Instruction - Going through the material below, please gather all lines with the word "text" in them.

Material provided -
↓
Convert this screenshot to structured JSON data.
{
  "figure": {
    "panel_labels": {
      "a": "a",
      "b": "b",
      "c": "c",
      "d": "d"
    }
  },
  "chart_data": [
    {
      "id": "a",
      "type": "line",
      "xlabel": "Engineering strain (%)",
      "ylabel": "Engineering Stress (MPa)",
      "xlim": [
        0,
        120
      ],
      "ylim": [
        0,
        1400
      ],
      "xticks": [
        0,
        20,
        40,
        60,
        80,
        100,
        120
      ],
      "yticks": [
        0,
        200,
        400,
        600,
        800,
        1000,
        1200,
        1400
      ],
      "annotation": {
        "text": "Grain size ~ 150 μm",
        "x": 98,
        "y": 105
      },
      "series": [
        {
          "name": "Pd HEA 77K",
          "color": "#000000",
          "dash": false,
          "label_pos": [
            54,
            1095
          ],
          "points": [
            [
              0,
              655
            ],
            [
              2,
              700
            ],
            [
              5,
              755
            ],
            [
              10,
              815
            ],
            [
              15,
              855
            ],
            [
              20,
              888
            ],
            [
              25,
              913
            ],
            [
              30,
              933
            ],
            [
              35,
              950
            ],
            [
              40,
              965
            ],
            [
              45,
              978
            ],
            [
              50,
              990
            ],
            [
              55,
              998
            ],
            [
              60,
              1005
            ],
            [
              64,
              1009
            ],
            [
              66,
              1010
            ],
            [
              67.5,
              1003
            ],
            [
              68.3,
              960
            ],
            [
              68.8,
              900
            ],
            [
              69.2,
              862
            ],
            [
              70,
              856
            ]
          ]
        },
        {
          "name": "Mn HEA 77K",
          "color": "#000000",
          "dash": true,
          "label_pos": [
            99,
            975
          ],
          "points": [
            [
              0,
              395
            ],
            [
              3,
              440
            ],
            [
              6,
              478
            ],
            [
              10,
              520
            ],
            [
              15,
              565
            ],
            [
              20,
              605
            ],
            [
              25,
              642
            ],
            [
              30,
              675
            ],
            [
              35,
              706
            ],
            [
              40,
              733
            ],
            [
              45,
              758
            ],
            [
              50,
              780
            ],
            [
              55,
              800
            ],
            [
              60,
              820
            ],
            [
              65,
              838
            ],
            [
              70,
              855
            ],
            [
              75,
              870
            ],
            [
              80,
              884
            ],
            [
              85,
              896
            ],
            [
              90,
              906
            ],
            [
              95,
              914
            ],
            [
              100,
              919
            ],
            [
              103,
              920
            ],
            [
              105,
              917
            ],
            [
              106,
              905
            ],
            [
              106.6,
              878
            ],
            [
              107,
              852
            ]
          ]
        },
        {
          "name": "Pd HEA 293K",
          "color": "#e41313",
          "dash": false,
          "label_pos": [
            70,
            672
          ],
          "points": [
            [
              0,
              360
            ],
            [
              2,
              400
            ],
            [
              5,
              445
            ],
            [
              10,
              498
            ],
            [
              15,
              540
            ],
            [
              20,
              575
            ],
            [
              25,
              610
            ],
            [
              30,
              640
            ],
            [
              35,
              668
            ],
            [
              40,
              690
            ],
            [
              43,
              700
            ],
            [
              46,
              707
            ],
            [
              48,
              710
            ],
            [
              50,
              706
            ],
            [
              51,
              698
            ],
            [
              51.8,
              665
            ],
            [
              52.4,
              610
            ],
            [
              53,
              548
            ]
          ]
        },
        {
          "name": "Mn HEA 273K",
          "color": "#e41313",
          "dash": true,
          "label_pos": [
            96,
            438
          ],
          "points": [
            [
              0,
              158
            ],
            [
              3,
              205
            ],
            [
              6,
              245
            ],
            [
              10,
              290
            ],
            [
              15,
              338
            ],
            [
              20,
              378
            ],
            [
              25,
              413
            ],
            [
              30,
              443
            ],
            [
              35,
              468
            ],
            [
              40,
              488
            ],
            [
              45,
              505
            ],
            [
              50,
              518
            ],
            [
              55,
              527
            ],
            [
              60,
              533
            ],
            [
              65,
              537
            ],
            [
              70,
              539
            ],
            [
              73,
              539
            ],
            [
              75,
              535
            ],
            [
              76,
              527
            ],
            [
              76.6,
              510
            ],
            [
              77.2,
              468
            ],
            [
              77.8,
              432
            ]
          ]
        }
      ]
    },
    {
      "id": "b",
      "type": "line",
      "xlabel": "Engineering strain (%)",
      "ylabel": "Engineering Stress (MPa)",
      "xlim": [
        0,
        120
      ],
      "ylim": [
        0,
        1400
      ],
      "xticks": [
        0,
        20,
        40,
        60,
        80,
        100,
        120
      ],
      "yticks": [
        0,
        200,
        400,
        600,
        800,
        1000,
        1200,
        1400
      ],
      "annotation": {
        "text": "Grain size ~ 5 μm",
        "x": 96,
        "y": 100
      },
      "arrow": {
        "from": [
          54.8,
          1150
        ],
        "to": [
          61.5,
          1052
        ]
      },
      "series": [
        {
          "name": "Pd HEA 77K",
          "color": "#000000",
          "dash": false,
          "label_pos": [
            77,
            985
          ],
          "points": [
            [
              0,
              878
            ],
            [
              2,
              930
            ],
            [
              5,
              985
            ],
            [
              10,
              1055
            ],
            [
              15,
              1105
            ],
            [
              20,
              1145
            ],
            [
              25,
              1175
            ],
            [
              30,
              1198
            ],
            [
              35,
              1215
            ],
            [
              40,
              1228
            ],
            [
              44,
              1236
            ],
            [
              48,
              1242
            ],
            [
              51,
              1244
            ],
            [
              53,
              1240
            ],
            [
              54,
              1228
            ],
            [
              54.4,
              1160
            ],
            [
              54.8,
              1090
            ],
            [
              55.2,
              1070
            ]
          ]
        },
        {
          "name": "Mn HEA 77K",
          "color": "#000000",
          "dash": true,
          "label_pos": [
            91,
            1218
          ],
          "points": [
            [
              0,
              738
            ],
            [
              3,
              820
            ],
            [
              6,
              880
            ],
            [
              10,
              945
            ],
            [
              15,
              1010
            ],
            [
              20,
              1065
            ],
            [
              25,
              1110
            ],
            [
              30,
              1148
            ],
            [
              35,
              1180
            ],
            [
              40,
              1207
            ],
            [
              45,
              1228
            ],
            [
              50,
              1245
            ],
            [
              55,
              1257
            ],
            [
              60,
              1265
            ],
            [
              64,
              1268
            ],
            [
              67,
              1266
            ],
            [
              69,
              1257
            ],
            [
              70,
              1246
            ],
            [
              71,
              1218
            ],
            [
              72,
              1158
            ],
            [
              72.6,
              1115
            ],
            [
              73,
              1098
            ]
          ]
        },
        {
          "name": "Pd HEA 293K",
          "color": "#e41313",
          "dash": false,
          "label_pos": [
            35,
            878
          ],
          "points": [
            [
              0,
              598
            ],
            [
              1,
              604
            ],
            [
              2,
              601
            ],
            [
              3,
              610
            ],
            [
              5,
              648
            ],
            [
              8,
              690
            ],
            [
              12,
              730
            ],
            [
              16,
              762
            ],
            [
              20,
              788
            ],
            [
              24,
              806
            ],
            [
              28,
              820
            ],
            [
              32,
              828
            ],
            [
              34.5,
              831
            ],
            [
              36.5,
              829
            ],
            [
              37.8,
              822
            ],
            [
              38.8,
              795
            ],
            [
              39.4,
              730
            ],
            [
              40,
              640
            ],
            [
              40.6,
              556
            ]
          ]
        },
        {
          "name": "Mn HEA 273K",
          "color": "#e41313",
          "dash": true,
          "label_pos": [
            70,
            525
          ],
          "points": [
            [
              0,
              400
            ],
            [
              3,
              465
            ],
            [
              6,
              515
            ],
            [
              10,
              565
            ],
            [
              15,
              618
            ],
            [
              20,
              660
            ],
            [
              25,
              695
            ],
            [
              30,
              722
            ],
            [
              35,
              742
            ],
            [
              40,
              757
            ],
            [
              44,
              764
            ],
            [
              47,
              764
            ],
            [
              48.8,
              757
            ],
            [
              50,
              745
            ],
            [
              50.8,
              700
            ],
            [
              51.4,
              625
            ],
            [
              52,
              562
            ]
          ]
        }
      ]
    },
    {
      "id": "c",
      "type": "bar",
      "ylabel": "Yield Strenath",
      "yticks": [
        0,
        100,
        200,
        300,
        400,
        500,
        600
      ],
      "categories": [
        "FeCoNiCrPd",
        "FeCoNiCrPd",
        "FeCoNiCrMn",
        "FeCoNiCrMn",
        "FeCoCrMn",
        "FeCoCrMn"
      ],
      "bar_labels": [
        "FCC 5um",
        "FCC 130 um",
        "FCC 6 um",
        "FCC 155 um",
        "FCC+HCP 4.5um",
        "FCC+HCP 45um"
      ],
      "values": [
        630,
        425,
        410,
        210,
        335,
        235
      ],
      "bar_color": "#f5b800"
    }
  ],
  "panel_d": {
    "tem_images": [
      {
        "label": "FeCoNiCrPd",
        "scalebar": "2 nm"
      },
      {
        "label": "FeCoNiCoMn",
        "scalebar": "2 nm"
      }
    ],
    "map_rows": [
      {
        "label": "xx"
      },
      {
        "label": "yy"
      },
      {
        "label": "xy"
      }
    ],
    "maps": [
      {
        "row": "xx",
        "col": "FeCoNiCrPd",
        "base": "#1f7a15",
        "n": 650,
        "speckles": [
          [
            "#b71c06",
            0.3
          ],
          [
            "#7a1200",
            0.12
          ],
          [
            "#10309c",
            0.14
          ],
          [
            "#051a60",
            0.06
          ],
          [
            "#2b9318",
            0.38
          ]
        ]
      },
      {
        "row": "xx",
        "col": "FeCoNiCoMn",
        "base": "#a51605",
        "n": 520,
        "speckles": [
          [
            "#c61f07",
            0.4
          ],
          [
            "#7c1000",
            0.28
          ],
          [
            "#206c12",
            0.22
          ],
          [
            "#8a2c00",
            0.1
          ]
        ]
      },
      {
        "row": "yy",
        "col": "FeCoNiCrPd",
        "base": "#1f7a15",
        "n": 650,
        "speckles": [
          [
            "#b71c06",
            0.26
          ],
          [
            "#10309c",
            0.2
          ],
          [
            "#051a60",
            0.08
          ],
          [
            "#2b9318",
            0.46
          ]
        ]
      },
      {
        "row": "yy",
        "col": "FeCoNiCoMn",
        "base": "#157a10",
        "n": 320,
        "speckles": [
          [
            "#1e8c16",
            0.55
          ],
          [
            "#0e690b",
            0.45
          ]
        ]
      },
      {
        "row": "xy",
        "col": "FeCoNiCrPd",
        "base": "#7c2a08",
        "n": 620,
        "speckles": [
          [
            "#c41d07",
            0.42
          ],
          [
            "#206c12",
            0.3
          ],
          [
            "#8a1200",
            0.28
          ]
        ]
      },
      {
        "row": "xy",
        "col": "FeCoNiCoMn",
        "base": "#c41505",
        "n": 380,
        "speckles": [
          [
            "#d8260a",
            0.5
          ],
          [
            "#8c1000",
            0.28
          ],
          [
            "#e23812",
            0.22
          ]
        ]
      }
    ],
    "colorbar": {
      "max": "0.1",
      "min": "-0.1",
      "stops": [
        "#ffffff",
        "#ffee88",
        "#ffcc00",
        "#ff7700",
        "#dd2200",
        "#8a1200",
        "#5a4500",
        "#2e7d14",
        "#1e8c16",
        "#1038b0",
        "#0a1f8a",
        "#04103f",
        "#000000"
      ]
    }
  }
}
↑
Exercise output -
        "text": "Grain size ~ 150 μm",
        "text": "Grain size ~ 5 μm",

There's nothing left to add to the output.